(Data listing)
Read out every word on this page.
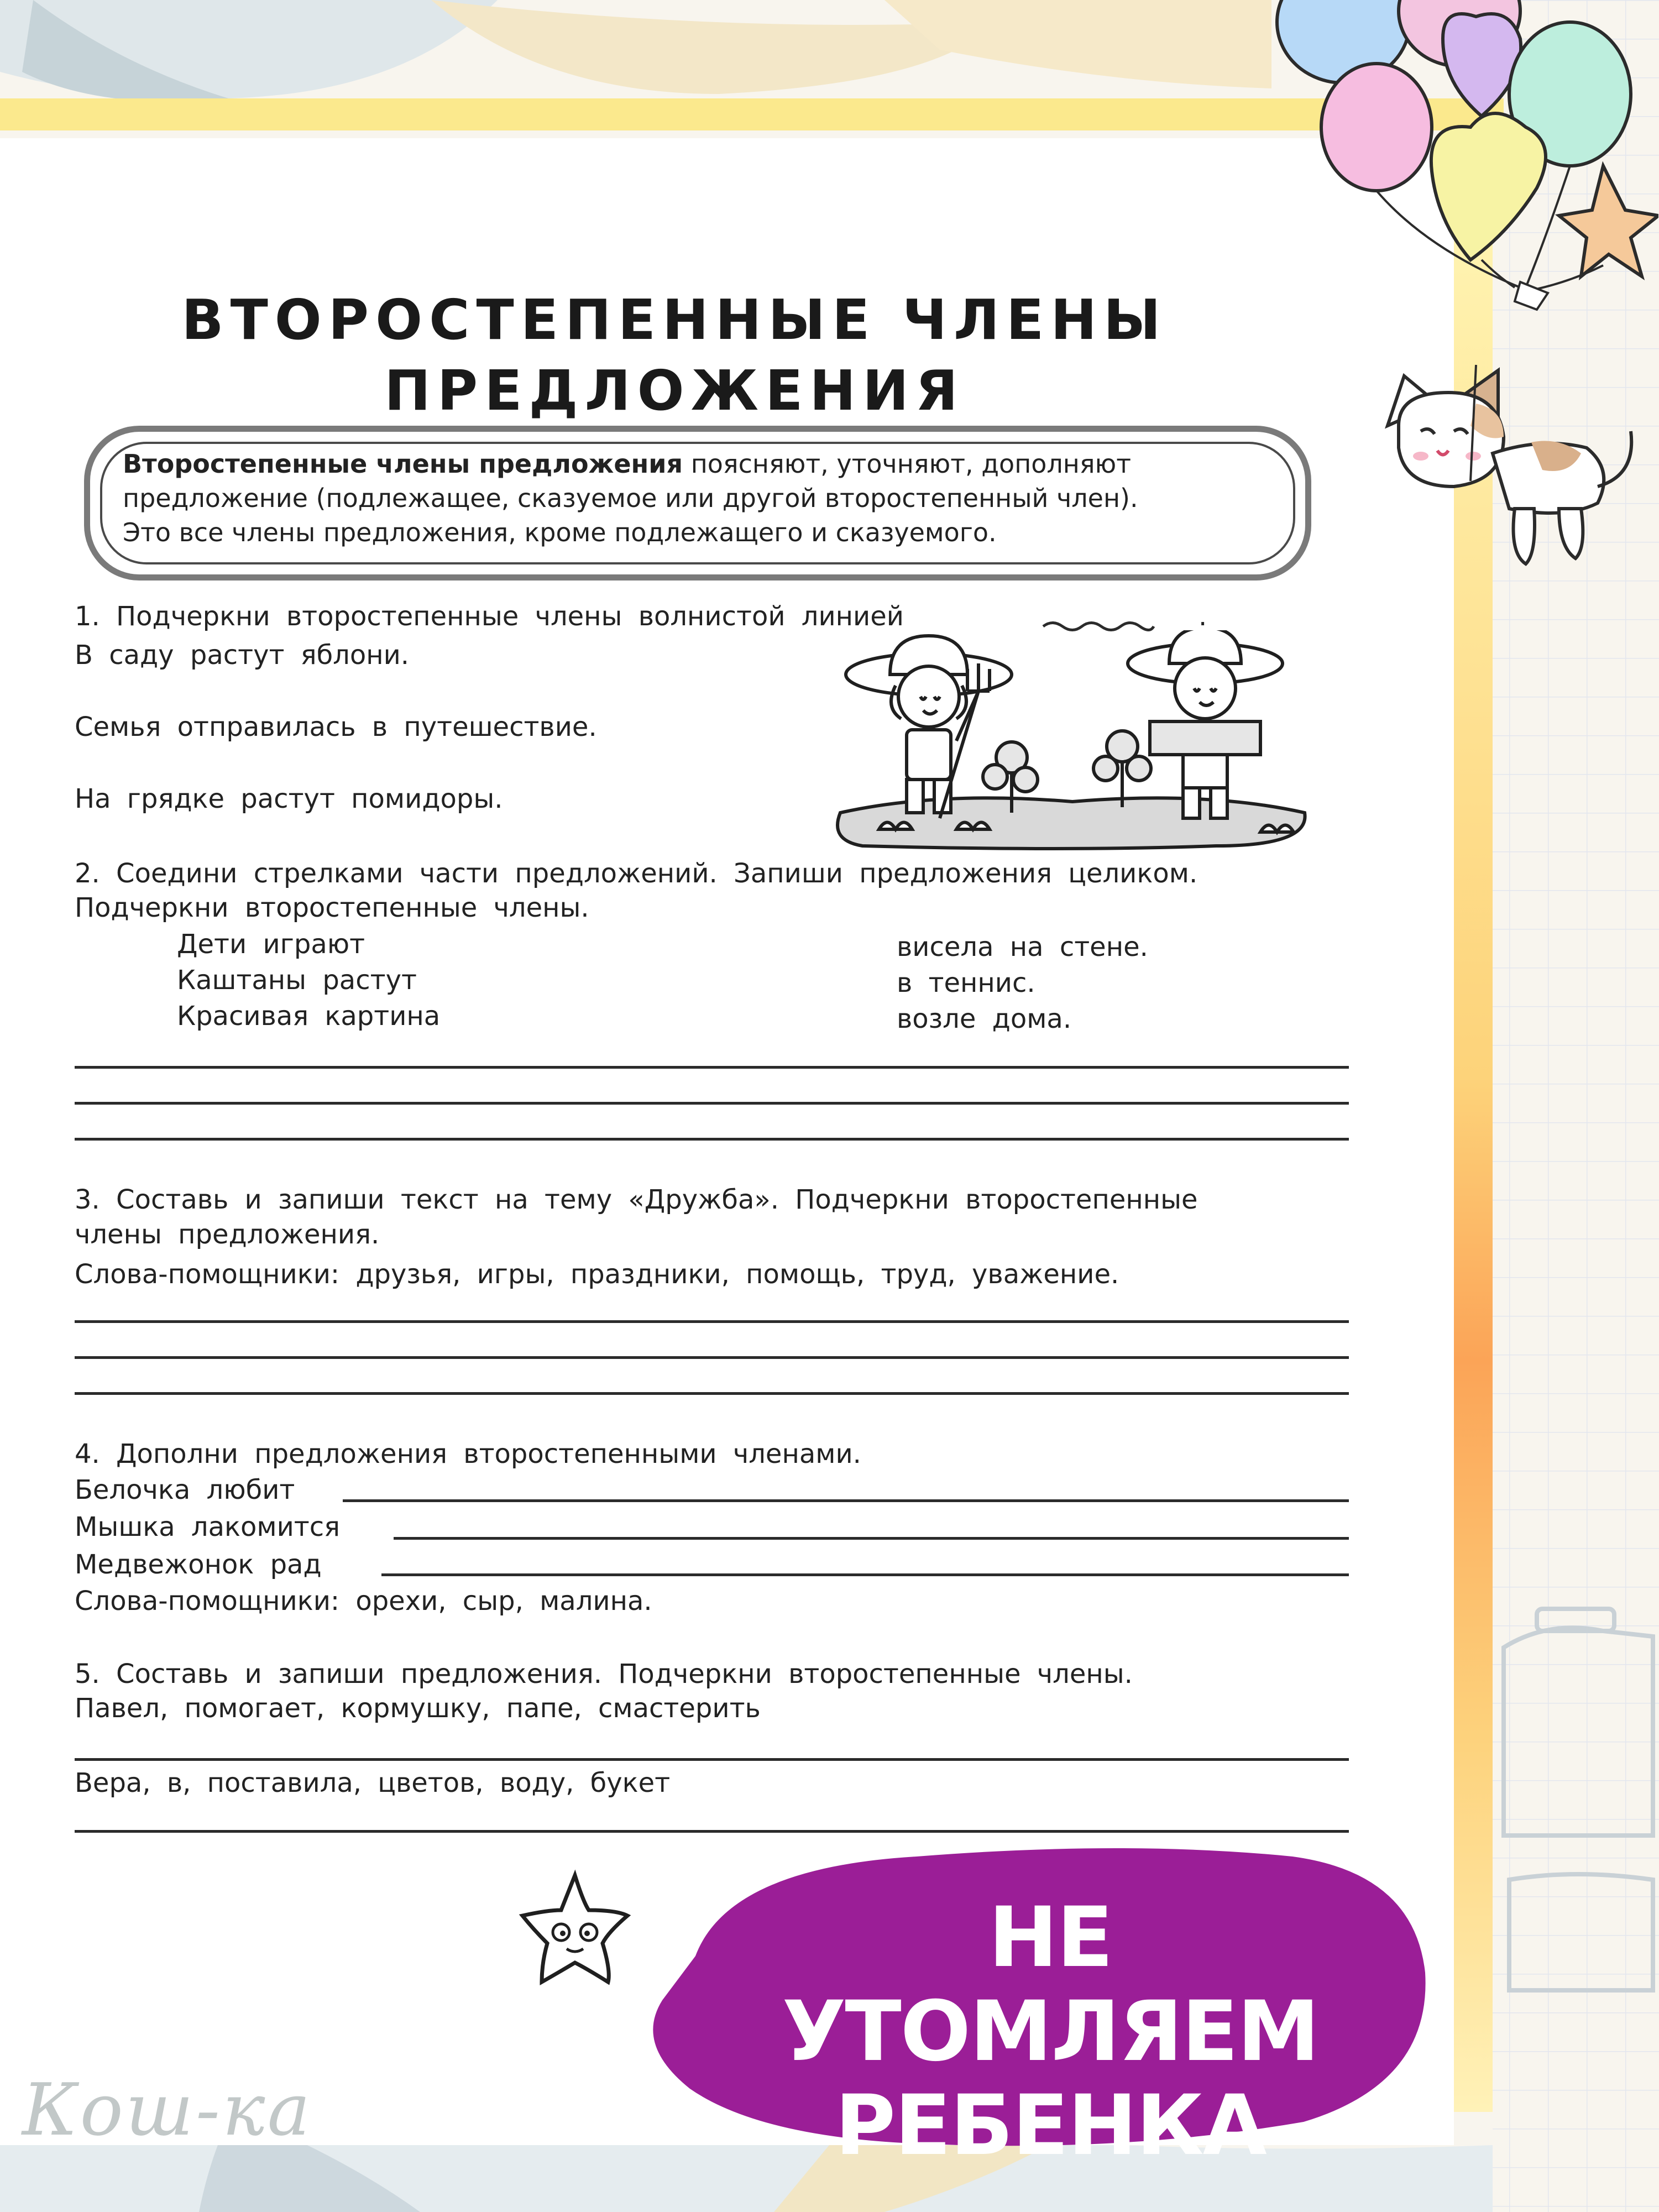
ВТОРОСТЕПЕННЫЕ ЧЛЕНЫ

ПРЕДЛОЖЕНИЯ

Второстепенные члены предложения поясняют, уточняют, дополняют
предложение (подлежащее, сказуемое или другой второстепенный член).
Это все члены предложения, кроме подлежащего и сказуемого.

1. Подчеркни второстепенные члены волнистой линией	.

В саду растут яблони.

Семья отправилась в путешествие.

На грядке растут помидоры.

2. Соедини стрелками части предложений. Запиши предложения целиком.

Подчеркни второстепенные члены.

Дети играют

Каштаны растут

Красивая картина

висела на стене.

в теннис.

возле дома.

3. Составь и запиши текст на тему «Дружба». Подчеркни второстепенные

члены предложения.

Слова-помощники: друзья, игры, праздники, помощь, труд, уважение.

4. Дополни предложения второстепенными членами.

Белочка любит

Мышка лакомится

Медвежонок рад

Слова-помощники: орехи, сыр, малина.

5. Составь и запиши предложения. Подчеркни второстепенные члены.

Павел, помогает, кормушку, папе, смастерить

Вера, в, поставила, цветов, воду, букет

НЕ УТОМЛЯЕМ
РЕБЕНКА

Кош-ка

What you should do:
Copy out all of the data word for word. Do not carry over any picture.

Result below:
Read out every word on this page.
ВТОРОСТЕПЕННЫЕ ЧЛЕНЫ

ПРЕДЛОЖЕНИЯ

Второстепенные члены предложения поясняют, уточняют, дополняют
предложение (подлежащее, сказуемое или другой второстепенный член).
Это все члены предложения, кроме подлежащего и сказуемого.

1. Подчеркни второстепенные члены волнистой линией	.

В саду растут яблони.

Семья отправилась в путешествие.

На грядке растут помидоры.

2. Соедини стрелками части предложений. Запиши предложения целиком.

Подчеркни второстепенные члены.

Дети играют

Каштаны растут

Красивая картина

висела на стене.

в теннис.

возле дома.

3. Составь и запиши текст на тему «Дружба». Подчеркни второстепенные

члены предложения.

Слова-помощники: друзья, игры, праздники, помощь, труд, уважение.

4. Дополни предложения второстепенными членами.

Белочка любит

Мышка лакомится

Медвежонок рад

Слова-помощники: орехи, сыр, малина.

5. Составь и запиши предложения. Подчеркни второстепенные члены.

Павел, помогает, кормушку, папе, смастерить

Вера, в, поставила, цветов, воду, букет

НЕ УТОМЛЯЕМ
РЕБЕНКА

Кош-ка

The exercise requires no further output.